PROBLEM STATEMENT:
Please give the data below again in full, exactly as it stands.

Records from a data collection:

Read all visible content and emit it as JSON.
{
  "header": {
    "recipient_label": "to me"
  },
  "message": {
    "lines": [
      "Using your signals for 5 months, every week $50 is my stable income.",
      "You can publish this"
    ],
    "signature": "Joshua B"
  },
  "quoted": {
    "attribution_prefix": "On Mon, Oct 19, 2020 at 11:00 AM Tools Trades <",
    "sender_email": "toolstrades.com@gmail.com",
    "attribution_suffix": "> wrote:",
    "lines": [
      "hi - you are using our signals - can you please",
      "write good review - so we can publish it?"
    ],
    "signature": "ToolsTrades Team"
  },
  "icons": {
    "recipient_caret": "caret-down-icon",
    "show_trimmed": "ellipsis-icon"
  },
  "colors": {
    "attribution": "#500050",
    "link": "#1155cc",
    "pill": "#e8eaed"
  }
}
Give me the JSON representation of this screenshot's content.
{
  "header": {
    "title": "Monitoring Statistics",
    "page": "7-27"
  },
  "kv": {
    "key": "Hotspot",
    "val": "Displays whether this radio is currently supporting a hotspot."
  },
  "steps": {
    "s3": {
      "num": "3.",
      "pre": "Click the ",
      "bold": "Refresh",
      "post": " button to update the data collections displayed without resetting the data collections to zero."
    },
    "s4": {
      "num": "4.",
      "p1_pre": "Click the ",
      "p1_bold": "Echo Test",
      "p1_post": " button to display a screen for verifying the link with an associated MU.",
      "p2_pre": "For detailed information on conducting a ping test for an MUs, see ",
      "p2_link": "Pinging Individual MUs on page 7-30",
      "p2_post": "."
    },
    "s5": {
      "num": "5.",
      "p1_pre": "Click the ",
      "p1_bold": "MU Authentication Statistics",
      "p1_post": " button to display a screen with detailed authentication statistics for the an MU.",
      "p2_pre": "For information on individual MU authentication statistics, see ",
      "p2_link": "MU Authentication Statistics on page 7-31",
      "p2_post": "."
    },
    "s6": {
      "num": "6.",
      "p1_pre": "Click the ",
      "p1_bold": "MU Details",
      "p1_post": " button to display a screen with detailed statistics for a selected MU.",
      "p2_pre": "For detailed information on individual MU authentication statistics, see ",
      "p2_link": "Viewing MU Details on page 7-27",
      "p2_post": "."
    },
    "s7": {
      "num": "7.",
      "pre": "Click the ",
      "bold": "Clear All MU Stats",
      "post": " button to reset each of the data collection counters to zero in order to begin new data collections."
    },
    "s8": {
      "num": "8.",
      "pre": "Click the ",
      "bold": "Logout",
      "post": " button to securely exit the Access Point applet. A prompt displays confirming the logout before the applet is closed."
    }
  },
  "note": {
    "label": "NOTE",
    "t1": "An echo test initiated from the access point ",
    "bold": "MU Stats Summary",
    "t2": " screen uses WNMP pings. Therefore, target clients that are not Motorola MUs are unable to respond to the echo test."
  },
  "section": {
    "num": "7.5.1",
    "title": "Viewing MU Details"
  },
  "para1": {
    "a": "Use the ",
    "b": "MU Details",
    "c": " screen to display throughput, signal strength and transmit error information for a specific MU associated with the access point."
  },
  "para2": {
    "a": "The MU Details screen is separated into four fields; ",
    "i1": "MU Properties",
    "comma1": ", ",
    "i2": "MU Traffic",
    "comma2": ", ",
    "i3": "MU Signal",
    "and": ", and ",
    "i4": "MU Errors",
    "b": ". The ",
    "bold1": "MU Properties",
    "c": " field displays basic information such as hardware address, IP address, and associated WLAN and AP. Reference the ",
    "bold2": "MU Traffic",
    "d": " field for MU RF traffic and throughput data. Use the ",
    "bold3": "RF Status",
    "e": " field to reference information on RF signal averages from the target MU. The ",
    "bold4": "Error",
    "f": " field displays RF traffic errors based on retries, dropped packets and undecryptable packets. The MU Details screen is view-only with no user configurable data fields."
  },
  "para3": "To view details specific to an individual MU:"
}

SOLUTION TO THIS TASK:
Read all visible content and emit it as JSON.
{
  "header": {
    "recipient_label": "to me"
  },
  "message": {
    "lines": [
      "Using your signals for 5 months, every week $50 is my stable income.",
      "You can publish this"
    ],
    "signature": "Joshua B"
  },
  "quoted": {
    "attribution_prefix": "On Mon, Oct 19, 2020 at 11:00 AM Tools Trades <",
    "sender_email": "toolstrades.com@gmail.com",
    "attribution_suffix": "> wrote:",
    "lines": [
      "hi - you are using our signals - can you please",
      "write good review - so we can publish it?"
    ],
    "signature": "ToolsTrades Team"
  },
  "icons": {
    "recipient_caret": "caret-down-icon",
    "show_trimmed": "ellipsis-icon"
  },
  "colors": {
    "attribution": "#500050",
    "link": "#1155cc",
    "pill": "#e8eaed"
  }
}
Give me the JSON representation of this screenshot's content.
{
  "header": {
    "title": "Monitoring Statistics",
    "page": "7-27"
  },
  "kv": {
    "key": "Hotspot",
    "val": "Displays whether this radio is currently supporting a hotspot."
  },
  "steps": {
    "s3": {
      "num": "3.",
      "pre": "Click the ",
      "bold": "Refresh",
      "post": " button to update the data collections displayed without resetting the data collections to zero."
    },
    "s4": {
      "num": "4.",
      "p1_pre": "Click the ",
      "p1_bold": "Echo Test",
      "p1_post": " button to display a screen for verifying the link with an associated MU.",
      "p2_pre": "For detailed information on conducting a ping test for an MUs, see ",
      "p2_link": "Pinging Individual MUs on page 7-30",
      "p2_post": "."
    },
    "s5": {
      "num": "5.",
      "p1_pre": "Click the ",
      "p1_bold": "MU Authentication Statistics",
      "p1_post": " button to display a screen with detailed authentication statistics for the an MU.",
      "p2_pre": "For information on individual MU authentication statistics, see ",
      "p2_link": "MU Authentication Statistics on page 7-31",
      "p2_post": "."
    },
    "s6": {
      "num": "6.",
      "p1_pre": "Click the ",
      "p1_bold": "MU Details",
      "p1_post": " button to display a screen with detailed statistics for a selected MU.",
      "p2_pre": "For detailed information on individual MU authentication statistics, see ",
      "p2_link": "Viewing MU Details on page 7-27",
      "p2_post": "."
    },
    "s7": {
      "num": "7.",
      "pre": "Click the ",
      "bold": "Clear All MU Stats",
      "post": " button to reset each of the data collection counters to zero in order to begin new data collections."
    },
    "s8": {
      "num": "8.",
      "pre": "Click the ",
      "bold": "Logout",
      "post": " button to securely exit the Access Point applet. A prompt displays confirming the logout before the applet is closed."
    }
  },
  "note": {
    "label": "NOTE",
    "t1": "An echo test initiated from the access point ",
    "bold": "MU Stats Summary",
    "t2": " screen uses WNMP pings. Therefore, target clients that are not Motorola MUs are unable to respond to the echo test."
  },
  "section": {
    "num": "7.5.1",
    "title": "Viewing MU Details"
  },
  "para1": {
    "a": "Use the ",
    "b": "MU Details",
    "c": " screen to display throughput, signal strength and transmit error information for a specific MU associated with the access point."
  },
  "para2": {
    "a": "The MU Details screen is separated into four fields; ",
    "i1": "MU Properties",
    "comma1": ", ",
    "i2": "MU Traffic",
    "comma2": ", ",
    "i3": "MU Signal",
    "and": ", and ",
    "i4": "MU Errors",
    "b": ". The ",
    "bold1": "MU Properties",
    "c": " field displays basic information such as hardware address, IP address, and associated WLAN and AP. Reference the ",
    "bold2": "MU Traffic",
    "d": " field for MU RF traffic and throughput data. Use the ",
    "bold3": "RF Status",
    "e": " field to reference information on RF signal averages from the target MU. The ",
    "bold4": "Error",
    "f": " field displays RF traffic errors based on retries, dropped packets and undecryptable packets. The MU Details screen is view-only with no user configurable data fields."
  },
  "para3": "To view details specific to an individual MU:"
}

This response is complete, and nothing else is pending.